# Task objective
Could you repeat the rows below word for word, from the first line down to and including the line with "- tx-value: 20000000000000000000: [1223, 223, 1368, 237]"?

-- begin Items --

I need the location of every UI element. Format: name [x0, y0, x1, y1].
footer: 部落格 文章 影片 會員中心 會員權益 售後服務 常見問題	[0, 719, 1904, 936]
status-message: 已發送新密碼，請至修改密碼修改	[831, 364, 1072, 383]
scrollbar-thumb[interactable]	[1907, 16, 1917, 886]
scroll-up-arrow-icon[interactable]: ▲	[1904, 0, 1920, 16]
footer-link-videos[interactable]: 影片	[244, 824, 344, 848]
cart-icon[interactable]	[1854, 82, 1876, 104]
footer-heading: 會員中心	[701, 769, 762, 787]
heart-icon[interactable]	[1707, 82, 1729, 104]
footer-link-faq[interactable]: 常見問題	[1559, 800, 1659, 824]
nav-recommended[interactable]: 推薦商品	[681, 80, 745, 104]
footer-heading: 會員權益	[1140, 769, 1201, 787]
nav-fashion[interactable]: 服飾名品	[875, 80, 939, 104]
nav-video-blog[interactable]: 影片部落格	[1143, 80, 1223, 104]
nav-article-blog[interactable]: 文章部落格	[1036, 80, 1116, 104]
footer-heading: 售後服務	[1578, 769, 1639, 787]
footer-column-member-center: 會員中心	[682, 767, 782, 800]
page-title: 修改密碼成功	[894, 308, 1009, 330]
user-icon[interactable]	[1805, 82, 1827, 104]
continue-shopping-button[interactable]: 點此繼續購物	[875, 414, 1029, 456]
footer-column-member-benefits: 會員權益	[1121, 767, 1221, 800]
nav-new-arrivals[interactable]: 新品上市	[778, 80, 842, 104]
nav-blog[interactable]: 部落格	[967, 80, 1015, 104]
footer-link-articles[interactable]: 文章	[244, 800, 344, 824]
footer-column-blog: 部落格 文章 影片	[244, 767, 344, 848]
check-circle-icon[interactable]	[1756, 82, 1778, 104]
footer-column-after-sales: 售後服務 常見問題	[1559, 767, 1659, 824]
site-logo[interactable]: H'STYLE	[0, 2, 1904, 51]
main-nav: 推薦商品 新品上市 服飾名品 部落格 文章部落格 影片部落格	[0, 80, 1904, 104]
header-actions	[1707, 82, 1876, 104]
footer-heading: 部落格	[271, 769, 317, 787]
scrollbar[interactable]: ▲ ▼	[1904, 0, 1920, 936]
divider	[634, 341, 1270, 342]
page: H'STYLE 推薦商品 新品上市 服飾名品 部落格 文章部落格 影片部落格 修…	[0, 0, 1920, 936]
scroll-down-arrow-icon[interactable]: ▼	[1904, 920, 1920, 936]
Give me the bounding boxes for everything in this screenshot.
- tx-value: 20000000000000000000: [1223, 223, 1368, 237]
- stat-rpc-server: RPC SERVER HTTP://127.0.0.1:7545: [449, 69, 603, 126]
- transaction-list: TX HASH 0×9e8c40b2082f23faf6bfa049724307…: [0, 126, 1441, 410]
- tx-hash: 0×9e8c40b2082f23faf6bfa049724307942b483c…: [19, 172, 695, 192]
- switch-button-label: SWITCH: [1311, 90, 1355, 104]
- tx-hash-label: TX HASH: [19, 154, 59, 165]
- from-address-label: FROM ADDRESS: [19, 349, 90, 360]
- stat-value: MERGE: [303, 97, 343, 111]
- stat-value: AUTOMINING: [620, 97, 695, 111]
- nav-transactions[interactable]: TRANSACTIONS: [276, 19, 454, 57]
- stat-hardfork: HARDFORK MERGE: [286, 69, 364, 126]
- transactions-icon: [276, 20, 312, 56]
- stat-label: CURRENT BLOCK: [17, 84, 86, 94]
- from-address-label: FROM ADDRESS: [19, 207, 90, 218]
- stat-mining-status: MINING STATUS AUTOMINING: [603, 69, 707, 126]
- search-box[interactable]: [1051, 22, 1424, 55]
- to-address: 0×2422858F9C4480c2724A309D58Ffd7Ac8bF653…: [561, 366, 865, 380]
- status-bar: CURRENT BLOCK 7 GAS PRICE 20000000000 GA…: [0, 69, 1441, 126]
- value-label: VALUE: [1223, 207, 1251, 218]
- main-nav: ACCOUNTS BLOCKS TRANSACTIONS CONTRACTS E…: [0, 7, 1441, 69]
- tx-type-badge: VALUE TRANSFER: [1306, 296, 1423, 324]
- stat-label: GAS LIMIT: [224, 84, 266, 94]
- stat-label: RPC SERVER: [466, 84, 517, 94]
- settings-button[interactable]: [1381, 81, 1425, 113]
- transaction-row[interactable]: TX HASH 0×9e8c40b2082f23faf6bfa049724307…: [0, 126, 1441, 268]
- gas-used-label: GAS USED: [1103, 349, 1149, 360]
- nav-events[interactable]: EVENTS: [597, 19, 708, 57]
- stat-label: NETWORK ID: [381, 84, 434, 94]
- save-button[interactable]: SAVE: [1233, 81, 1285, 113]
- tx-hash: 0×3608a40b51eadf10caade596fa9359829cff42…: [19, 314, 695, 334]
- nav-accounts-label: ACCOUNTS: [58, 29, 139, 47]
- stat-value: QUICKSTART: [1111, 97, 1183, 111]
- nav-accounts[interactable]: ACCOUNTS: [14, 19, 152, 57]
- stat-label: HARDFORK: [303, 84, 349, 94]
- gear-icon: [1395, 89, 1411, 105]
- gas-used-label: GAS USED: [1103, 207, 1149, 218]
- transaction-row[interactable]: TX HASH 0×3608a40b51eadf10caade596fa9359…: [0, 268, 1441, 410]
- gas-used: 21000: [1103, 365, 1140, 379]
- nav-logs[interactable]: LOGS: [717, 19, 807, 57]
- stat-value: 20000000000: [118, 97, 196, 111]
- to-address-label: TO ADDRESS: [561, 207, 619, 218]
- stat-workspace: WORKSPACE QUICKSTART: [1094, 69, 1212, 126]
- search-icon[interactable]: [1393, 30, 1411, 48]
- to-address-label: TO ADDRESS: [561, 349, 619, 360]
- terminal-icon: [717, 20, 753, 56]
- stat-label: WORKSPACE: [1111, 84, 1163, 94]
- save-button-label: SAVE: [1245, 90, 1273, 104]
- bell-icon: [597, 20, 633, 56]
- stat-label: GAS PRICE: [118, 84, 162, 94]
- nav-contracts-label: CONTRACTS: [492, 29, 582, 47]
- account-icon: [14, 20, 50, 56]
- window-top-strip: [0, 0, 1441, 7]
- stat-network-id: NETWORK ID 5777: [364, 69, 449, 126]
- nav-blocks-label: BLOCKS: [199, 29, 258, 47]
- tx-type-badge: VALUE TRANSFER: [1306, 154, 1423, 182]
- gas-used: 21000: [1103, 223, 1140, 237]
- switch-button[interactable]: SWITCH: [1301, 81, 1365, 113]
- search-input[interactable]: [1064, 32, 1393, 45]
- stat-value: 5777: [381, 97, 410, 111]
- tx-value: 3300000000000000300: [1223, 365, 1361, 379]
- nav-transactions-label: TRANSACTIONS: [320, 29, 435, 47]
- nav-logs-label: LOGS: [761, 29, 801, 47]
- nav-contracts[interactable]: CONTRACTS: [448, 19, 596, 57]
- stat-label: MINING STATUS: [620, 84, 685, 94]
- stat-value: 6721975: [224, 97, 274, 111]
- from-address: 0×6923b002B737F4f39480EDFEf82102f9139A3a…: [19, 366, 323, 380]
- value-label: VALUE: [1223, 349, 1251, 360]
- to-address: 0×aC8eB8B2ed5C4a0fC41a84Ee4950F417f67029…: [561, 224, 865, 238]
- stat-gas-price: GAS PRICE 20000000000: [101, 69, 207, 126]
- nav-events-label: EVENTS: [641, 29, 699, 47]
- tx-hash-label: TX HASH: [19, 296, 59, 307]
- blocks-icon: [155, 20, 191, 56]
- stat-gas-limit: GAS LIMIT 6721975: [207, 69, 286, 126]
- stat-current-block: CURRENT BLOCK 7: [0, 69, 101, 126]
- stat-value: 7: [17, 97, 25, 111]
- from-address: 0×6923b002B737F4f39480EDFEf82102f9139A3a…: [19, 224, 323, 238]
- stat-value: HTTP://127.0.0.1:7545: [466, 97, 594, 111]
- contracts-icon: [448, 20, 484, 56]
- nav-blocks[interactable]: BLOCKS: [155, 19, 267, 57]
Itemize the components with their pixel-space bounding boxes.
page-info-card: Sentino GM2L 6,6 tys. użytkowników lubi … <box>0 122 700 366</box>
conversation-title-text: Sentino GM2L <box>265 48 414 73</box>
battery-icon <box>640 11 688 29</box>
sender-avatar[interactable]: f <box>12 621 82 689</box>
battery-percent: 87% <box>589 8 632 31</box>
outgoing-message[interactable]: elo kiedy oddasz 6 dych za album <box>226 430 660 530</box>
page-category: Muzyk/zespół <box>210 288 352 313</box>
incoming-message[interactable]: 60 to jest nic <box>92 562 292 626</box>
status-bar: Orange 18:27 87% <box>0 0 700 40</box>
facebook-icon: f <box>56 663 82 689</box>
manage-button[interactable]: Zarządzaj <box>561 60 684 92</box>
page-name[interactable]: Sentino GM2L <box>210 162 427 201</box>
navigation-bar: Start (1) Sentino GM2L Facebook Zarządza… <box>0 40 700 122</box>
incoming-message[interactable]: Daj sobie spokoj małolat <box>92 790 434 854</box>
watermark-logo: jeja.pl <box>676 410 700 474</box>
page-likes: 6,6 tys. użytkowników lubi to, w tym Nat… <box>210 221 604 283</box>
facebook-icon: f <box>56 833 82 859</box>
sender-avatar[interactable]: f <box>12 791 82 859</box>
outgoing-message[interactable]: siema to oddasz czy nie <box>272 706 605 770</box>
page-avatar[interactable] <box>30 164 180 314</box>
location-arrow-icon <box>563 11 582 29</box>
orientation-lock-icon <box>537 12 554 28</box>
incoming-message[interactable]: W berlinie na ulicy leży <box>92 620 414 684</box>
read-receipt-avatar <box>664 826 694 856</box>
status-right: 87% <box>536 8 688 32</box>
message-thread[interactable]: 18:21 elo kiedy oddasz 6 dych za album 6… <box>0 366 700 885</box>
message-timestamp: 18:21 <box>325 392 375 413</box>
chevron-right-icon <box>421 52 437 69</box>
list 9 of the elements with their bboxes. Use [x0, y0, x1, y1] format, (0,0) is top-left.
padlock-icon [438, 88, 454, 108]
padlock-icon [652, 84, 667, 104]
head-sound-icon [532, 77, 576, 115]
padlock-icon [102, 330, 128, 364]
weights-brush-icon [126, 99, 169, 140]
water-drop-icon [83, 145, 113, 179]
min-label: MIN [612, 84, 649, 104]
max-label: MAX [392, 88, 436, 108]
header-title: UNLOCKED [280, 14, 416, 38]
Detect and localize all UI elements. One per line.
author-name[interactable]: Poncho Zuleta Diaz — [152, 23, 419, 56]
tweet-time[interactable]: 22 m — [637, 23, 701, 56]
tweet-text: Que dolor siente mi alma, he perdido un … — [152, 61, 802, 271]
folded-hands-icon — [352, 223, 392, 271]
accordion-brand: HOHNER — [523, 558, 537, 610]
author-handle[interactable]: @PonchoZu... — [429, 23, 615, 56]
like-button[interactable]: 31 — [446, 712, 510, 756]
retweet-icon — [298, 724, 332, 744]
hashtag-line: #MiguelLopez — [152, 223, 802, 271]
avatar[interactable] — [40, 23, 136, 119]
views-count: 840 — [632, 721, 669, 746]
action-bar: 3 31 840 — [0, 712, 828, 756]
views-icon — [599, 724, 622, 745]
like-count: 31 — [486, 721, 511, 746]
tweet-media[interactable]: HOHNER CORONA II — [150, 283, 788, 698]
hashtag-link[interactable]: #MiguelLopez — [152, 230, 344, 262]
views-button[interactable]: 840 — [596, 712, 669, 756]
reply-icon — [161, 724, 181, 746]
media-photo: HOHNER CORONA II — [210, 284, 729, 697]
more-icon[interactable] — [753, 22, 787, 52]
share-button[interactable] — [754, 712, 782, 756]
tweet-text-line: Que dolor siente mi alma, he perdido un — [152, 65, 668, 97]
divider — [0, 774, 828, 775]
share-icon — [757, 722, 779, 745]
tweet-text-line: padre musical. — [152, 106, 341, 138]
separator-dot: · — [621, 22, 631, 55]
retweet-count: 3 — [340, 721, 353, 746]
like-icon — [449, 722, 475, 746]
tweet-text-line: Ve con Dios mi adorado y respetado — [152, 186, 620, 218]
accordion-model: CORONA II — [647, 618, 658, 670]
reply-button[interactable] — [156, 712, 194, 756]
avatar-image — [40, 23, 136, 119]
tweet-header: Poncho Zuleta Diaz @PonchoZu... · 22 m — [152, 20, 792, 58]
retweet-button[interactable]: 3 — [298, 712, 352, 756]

-- end Items --

# Full solution
I need the location of every UI element. Format: name [x0, y0, x1, y1].
footer: 部落格 文章 影片 會員中心 會員權益 售後服務 常見問題	[0, 719, 1904, 936]
status-message: 已發送新密碼，請至修改密碼修改	[831, 364, 1072, 383]
scrollbar-thumb[interactable]	[1907, 16, 1917, 886]
scroll-up-arrow-icon[interactable]: ▲	[1904, 0, 1920, 16]
footer-link-videos[interactable]: 影片	[244, 824, 344, 848]
cart-icon[interactable]	[1854, 82, 1876, 104]
footer-heading: 會員中心	[701, 769, 762, 787]
heart-icon[interactable]	[1707, 82, 1729, 104]
footer-link-faq[interactable]: 常見問題	[1559, 800, 1659, 824]
nav-recommended[interactable]: 推薦商品	[681, 80, 745, 104]
footer-heading: 會員權益	[1140, 769, 1201, 787]
nav-fashion[interactable]: 服飾名品	[875, 80, 939, 104]
nav-video-blog[interactable]: 影片部落格	[1143, 80, 1223, 104]
nav-article-blog[interactable]: 文章部落格	[1036, 80, 1116, 104]
footer-heading: 售後服務	[1578, 769, 1639, 787]
footer-column-member-center: 會員中心	[682, 767, 782, 800]
page-title: 修改密碼成功	[894, 308, 1009, 330]
user-icon[interactable]	[1805, 82, 1827, 104]
continue-shopping-button[interactable]: 點此繼續購物	[875, 414, 1029, 456]
footer-column-member-benefits: 會員權益	[1121, 767, 1221, 800]
nav-new-arrivals[interactable]: 新品上市	[778, 80, 842, 104]
nav-blog[interactable]: 部落格	[967, 80, 1015, 104]
footer-link-articles[interactable]: 文章	[244, 800, 344, 824]
footer-column-blog: 部落格 文章 影片	[244, 767, 344, 848]
check-circle-icon[interactable]	[1756, 82, 1778, 104]
footer-column-after-sales: 售後服務 常見問題	[1559, 767, 1659, 824]
site-logo[interactable]: H'STYLE	[0, 2, 1904, 51]
main-nav: 推薦商品 新品上市 服飾名品 部落格 文章部落格 影片部落格	[0, 80, 1904, 104]
header-actions	[1707, 82, 1876, 104]
footer-heading: 部落格	[271, 769, 317, 787]
scrollbar[interactable]: ▲ ▼	[1904, 0, 1920, 936]
divider	[634, 341, 1270, 342]
page: H'STYLE 推薦商品 新品上市 服飾名品 部落格 文章部落格 影片部落格 修…	[0, 0, 1920, 936]
scroll-down-arrow-icon[interactable]: ▼	[1904, 920, 1920, 936]
Give me the bounding boxes for everything in this screenshot.
- tx-value: 20000000000000000000: [1223, 223, 1368, 237]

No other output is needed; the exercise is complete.